* [TO DO]
Look through the data below and return each line where "tracks" appears.

* [EXERCISE MATERIALS]
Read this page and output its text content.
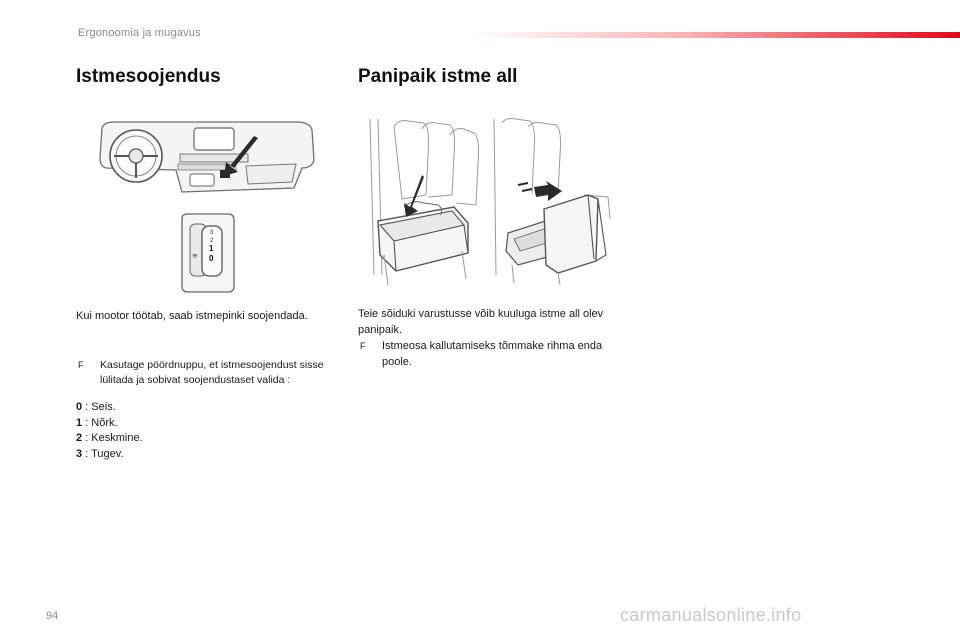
Ergonoomia ja mugavus
Istmesoojendus	Panipaik istme all
≋
3
2
1
0
Kui mootor töötab, saab istmepinki soojendada.
F	Kasutage pöördnuppu, et istmesoojendust sisse lülitada ja sobivat soojendustaset valida :
0 : Seis.
1 : Nõrk.
2 : Keskmine.
3 : Tugev.
Teie sõiduki varustusse võib kuuluga istme all olev panipaik.
F	Istmeosa kallutamiseks tõmmake rihma enda poole.
94	carmanualsonline.info
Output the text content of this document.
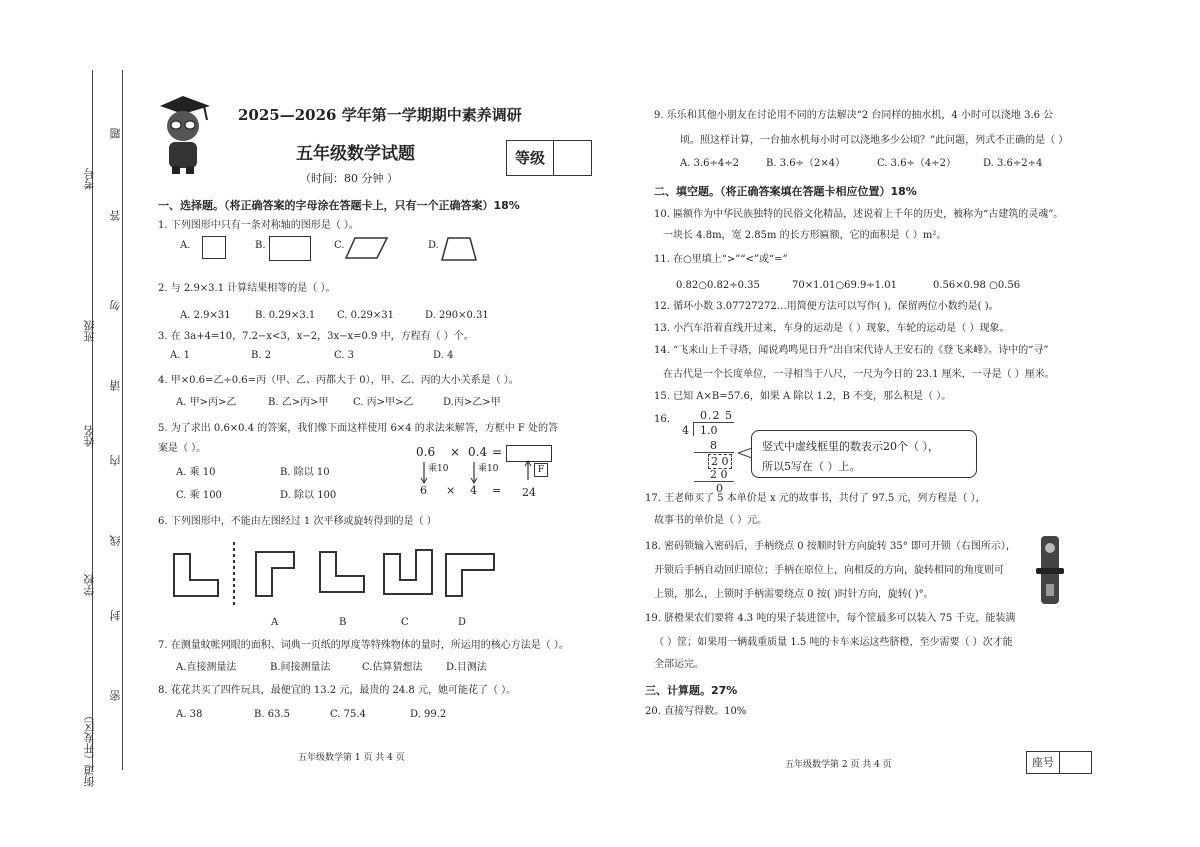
考号
班级
姓名
学校
街道（开发区）
题
答
勿
请
内
线
封
密
2025—2026 学年第一学期期中素养调研
五年级数学试题
（时间：80 分钟 ）
等级
一、选择题。（将正确答案的字母涂在答题卡上，只有一个正确答案）18%
1. 下列图形中只有一条对称轴的图形是（ ）。
A.	B.	C.	D.
2. 与 2.9×3.1 计算结果相等的是（ ）。
A. 2.9×31 B. 0.29×3.1 C. 0.29×31	D. 290×0.31
3. 在 3a+4=10，7.2−x<3，x−2，3x−x=0.9 中，方程有（ ）个。
A. 1	B. 2	C. 3	D. 4
4. 甲×0.6=乙÷0.6=丙（甲、乙、丙都大于 0），甲、乙、丙的大小关系是（ ）。
A. 甲>丙>乙	B. 乙>丙>甲 C. 丙>甲>乙	D.丙>乙>甲
5. 为了求出 0.6×0.4 的答案，我们像下面这样使用 6×4 的求法来解答，方框中 F 处的答
案是（ ）。
A. 乘 10	B. 除以 10
C. 乘 100	D. 除以 100
0.6 × 0.4 =
乘10	乘10	F
6 × 4 = 24
6. 下列图形中，不能由左图经过 1 次平移或旋转得到的是（ ）
A	B	C	D
7. 在测量蚊帐网眼的面积、词典一页纸的厚度等特殊物体的量时，所运用的核心方法是（ ）。
A.直接测量法	B.间接测量法	C.估算猜想法 D.目测法
8. 花花共买了四件玩具，最便宜的 13.2 元，最贵的 24.8 元，她可能花了（ ）。
A. 38	B. 63.5	C. 75.4	D. 99.2
五年级数学第 1 页 共 4 页
9. 乐乐和其他小朋友在讨论用不同的方法解决“2 台同样的抽水机，4 小时可以浇地 3.6 公
顷。照这样计算，一台抽水机每小时可以浇地多少公顷？”此问题，列式不正确的是（ ）
A. 3.6÷4÷2	B. 3.6÷（2×4）	C. 3.6÷（4÷2）	D. 3.6÷2÷4
二、填空题。（将正确答案填在答题卡相应位置）18%
10. 匾额作为中华民族独特的民俗文化精品，述说着上千年的历史，被称为“古建筑的灵魂”。
一块长 4.8m，宽 2.85m 的长方形匾额，它的面积是（ ）m²。
11. 在○里填上“>”“<”或“=”
0.82○0.82÷0.35	70×1.01○69.9÷1.01	0.56×0.98 ○0.56
12. 循环小数 3.07727272…用简便方法可以写作( )，保留两位小数约是( )。
13. 小汽车沿着直线开过来，车身的运动是（ ）现象，车轮的运动是（ ）现象。
14. “飞来山上千寻塔，闻说鸡鸣见日升”出自宋代诗人王安石的《登飞来峰》。诗中的“寻”
在古代是一个长度单位，一寻相当于八尺，一尺为今日的 23.1 厘米，一寻是（ ）厘米。
15. 已知 A×B=57.6，如果 A 除以 1.2，B 不变，那么积是（ ）。
16.	0.2 5
4 1.0
8
2 0
2 0
0
竖式中虚线框里的数表示20个（ ），
所以5写在（ ）上。
17. 王老师买了 5 本单价是 x 元的故事书，共付了 97.5 元，列方程是（ ），
故事书的单价是（ ）元。
18. 密码锁输入密码后，手柄绕点 0 按顺时针方向旋转 35° 即可开锁（右图所示），
开锁后手柄自动回归原位；手柄在原位上，向相反的方向，旋转相同的角度则可
上锁，那么，上锁时手柄需要绕点 0 按( )时针方向，旋转( )°。
19. 脐橙果农们要将 4.3 吨的果子装进筐中，每个筐最多可以装入 75 千克，能装满
（ ）筐；如果用一辆载重质量 1.5 吨的卡车来运这些脐橙，至少需要（ ）次才能
全部运完。
三、计算题。27%
20. 直接写得数。10%
五年级数学第 2 页 共 4 页	座号
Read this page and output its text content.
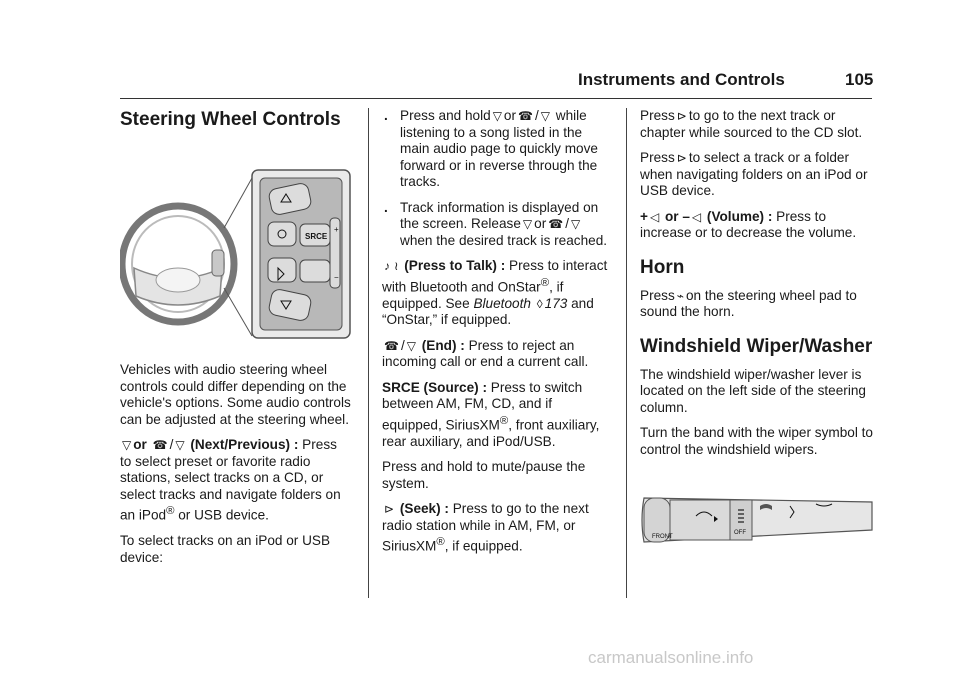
Instruments and Controls	105
Steering Wheel Controls
SRCE
+
−

Vehicles with audio steering wheel controls could differ depending on the vehicle's options. Some audio controls can be adjusted at the steering wheel.

▽ or ☎ / ▽ (Next/Previous) : Press to select preset or favorite radio stations, select tracks on a CD, or select tracks and navigate folders on an iPod® or USB device.

To select tracks on an iPod or USB device:

. Press and hold ▽ or ☎ / ▽ while listening to a song listed in the main audio page to quickly move forward or in reverse through the tracks.
. Track information is displayed on the screen. Release ▽ or ☎ / ▽ when the desired track is reached.

♪ ≀ (Press to Talk) : Press to interact with Bluetooth and OnStar®, if equipped. See Bluetooth ◊ 173 and “OnStar,” if equipped.

☎ / ▽ (End) : Press to reject an incoming call or end a current call.

SRCE (Source) : Press to switch between AM, FM, CD, and if equipped, SiriusXM®, front auxiliary, rear auxiliary, and iPod/USB.

Press and hold to mute/pause the system.

⊳ (Seek) : Press to go to the next radio station while in AM, FM, or SiriusXM®, if equipped.

Press ⊳ to go to the next track or chapter while sourced to the CD slot.

Press ⊳ to select a track or a folder when navigating folders on an iPod or USB device.

+ ◁ or – ◁ (Volume) : Press to increase or to decrease the volume.

Horn

Press ⌁ on the steering wheel pad to sound the horn.

Windshield Wiper/Washer

The windshield wiper/washer lever is located on the left side of the steering column.

Turn the band with the wiper symbol to control the windshield wipers.

FRONT
OFF
carmanualsonline.info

* [FINISHED TASK]
▽ or ☎ / ▽ (Next/Previous) : Press to select preset or favorite radio stations, select tracks on a CD, or select tracks and navigate folders on an iPod® or USB device.
To select tracks on an iPod or USB device:
. Press and hold ▽ or ☎ / ▽ while listening to a song listed in the main audio page to quickly move forward or in reverse through the tracks.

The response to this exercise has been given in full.